*** Selected passage ***

    I learned a lot from this book, and plan to revisit it soon. It's not musically exciting in any way, but sometimes focusing on bringing out the the musical elements of extremely mundane melodic material is the best kind of practice there is.
  11. The first exercises start on the D low on the g string.
  12. LM Bass

    LM Bass

    Jul 19, 2002
    Vancouver, BC
    The abbreviations you're looking at indicate his 3 left hand positions:

    Chromatic position is T123 in semitones
    Semi-Chromatic is T 123 with a tone between T and 1
    Diatonic is T 1 23 with a tone between T and 1 and between 1 and 2
  13. anonymous12251111

    anonymous12251111 Inactive

    Apr 6, 2007
    And there are of course nice little variations, like streicher's augmented fourth T 1 2 3, depending on hand size you may need to pivot to achieve this. Also, practice T 12 3, another useful little one!!
*** End of Selected passage ***
- _Required tasks_
1: In the bass forum thread, where do the first exercises start?
2: Do these statements agree with the bass forum thread? Answer yes or no for each, quoting the words that decide it. (a) The Chromatic position is T123 in semitones. (b) The first comment calls the book musically exciting. (c) Depending on hand size, Streicher's augmented fourth may call for a pivot.
3: Retype the bass forum thread from "Jul 19, 2002" to "useful little one!!".
You won't need the listing to do this.
*** Dataset excerpts ***
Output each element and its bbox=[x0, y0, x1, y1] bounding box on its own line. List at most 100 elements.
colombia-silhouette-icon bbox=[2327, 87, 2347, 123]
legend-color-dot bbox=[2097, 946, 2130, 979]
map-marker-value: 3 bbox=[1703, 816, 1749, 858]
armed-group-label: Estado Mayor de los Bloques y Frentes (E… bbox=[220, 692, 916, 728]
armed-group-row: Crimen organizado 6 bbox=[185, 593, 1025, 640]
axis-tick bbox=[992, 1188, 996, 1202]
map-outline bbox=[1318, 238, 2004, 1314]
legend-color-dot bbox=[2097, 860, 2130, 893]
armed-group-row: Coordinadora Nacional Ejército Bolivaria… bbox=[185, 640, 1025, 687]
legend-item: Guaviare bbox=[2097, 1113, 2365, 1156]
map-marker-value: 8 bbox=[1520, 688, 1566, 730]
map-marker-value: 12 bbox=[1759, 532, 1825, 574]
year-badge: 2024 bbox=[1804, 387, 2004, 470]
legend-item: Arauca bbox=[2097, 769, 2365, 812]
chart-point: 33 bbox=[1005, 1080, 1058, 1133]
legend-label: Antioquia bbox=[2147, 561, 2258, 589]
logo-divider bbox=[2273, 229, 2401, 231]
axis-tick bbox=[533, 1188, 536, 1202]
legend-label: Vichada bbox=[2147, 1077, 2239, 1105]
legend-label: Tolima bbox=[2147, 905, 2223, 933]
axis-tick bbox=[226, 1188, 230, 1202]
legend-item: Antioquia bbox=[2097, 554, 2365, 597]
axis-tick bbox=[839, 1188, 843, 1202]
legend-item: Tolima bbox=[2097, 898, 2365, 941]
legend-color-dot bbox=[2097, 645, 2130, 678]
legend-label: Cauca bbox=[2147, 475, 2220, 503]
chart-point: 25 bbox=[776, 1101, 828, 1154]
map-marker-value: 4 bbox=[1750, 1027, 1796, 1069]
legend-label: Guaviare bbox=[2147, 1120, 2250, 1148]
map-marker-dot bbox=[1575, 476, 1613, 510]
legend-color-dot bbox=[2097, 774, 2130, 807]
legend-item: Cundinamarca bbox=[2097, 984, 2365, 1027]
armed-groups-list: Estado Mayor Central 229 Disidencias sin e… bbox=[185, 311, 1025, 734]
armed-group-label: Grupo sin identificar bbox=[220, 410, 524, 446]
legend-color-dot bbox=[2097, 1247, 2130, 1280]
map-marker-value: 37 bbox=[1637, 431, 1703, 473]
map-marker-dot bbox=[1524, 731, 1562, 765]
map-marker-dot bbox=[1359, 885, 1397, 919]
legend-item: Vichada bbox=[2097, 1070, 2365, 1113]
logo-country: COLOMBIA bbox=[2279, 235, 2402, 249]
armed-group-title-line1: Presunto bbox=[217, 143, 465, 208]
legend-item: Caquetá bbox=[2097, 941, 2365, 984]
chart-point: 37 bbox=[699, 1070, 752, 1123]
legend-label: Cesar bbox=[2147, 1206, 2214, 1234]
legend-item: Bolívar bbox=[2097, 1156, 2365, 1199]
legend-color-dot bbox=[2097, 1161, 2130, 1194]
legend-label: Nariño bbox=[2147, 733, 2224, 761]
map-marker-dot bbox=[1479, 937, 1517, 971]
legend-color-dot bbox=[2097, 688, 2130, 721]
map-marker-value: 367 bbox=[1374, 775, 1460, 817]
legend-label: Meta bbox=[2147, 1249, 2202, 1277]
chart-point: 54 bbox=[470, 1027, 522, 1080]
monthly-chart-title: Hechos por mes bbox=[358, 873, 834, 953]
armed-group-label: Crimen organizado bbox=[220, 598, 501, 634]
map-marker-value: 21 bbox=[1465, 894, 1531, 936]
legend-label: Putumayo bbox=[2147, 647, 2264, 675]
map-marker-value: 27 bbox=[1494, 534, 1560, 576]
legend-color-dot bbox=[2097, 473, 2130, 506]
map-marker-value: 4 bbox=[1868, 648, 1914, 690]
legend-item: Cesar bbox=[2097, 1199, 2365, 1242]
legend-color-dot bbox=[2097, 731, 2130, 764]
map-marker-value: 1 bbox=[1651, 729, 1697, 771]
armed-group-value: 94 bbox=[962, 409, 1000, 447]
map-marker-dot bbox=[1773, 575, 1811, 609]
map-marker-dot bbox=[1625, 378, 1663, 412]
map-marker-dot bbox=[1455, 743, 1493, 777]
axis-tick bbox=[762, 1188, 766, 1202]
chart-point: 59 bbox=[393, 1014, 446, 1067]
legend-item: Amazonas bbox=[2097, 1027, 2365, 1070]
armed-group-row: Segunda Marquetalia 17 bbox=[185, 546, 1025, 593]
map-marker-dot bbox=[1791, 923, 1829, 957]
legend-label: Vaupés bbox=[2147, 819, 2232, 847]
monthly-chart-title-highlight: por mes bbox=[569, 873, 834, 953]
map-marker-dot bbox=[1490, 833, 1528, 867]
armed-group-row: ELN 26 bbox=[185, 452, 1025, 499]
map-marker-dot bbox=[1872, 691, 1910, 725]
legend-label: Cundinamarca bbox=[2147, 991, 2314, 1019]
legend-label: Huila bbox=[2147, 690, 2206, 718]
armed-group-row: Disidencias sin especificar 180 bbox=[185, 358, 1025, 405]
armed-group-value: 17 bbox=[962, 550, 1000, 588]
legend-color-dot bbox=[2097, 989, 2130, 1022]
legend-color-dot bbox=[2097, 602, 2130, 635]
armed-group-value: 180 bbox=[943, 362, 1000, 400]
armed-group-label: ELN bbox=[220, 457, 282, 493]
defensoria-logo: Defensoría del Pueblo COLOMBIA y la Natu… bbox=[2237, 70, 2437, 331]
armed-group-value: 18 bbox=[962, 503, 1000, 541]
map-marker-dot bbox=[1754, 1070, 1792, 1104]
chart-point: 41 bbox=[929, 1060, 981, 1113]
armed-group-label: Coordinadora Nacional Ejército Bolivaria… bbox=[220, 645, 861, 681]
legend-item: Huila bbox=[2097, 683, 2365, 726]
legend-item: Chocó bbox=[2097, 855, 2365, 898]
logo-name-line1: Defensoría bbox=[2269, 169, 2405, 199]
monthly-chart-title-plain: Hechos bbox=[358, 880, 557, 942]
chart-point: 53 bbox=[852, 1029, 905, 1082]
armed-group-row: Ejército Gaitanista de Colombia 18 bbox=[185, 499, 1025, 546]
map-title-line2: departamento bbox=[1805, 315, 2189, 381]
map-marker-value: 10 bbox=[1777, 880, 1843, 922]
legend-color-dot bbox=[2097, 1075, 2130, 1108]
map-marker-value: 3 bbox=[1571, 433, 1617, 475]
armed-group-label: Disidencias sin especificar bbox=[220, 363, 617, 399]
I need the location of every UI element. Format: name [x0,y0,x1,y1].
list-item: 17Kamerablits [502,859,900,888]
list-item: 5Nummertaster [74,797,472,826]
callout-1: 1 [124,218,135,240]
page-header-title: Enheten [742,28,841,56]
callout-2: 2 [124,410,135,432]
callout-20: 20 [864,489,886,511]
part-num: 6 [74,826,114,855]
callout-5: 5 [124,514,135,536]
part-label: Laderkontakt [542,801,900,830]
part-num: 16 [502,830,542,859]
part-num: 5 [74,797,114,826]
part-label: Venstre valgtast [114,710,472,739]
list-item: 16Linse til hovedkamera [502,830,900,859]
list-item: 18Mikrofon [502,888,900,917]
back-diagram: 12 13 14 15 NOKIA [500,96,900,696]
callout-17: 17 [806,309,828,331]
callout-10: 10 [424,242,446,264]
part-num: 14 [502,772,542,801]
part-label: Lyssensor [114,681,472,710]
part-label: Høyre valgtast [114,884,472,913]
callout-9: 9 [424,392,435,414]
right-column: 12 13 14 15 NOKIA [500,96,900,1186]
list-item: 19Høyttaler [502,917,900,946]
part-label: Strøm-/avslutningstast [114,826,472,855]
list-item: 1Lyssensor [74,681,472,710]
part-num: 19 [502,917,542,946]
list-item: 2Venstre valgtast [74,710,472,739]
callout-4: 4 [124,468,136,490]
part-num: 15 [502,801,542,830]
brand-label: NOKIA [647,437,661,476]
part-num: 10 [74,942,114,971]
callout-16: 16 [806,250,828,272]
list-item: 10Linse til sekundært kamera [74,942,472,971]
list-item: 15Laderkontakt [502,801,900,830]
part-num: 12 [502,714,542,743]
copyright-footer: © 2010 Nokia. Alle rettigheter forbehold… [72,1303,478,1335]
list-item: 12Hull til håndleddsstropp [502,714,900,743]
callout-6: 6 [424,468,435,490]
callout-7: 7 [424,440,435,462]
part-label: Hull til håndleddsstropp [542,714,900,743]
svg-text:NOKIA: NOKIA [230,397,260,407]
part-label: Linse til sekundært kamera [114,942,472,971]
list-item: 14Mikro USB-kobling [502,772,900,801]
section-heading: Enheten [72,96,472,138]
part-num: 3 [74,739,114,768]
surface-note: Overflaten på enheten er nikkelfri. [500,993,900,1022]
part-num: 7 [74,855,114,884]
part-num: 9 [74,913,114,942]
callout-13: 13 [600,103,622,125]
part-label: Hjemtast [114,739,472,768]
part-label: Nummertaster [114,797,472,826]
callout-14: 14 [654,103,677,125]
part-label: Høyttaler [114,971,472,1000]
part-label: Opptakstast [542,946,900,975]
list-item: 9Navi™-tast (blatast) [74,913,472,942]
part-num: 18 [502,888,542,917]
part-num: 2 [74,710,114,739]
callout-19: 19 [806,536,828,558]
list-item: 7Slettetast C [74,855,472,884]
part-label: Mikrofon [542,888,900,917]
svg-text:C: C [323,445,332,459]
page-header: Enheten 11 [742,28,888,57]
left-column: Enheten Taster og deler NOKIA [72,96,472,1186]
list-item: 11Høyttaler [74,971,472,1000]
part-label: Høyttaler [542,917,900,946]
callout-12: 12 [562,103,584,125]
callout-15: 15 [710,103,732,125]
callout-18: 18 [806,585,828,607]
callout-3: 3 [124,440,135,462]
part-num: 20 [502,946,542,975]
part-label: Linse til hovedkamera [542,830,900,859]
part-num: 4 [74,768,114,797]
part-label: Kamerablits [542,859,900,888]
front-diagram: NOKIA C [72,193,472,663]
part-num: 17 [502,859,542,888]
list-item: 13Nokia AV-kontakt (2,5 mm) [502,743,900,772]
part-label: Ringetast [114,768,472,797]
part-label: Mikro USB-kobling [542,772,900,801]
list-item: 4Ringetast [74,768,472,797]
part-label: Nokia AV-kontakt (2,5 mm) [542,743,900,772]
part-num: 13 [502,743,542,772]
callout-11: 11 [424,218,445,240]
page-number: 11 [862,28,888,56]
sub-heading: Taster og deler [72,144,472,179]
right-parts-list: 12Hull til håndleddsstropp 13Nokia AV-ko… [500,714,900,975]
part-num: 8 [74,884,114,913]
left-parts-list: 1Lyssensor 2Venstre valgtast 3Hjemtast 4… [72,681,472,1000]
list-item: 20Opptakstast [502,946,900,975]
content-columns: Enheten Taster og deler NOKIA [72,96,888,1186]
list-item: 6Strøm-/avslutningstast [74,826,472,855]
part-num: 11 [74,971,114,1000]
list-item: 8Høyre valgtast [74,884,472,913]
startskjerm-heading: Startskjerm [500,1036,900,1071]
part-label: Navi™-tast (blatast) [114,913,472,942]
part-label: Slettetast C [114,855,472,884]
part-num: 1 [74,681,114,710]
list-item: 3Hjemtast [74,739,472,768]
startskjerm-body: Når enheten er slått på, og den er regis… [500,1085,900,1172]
*** End of Dataset excerpts ***
- _Solutions_
1: On the D low on the g string.

2:
(a) Yes: "Chromatic position is T123 in semitones"
(b) No: "It's not musically exciting in any way"
(c) Yes: "depending on hand size you may need to pivot to achieve this"

3:
Jul 19, 2002
    Vancouver, BC
    The abbreviations you're looking at indicate his 3 left hand positions:

    Chromatic position is T123 in semitones
    Semi-Chromatic is T 123 with a tone between T and 1
    Diatonic is T 1 23 with a tone between T and 1 and between 1 and 2
  13. anonymous12251111

    anonymous12251111 Inactive

    Apr 6, 2007
    And there are of course nice little variations, like streicher's augmented fourth T 1 2 3, depending on hand size you may need to pivot to achieve this. Also, practice T 12 3, another useful little one!!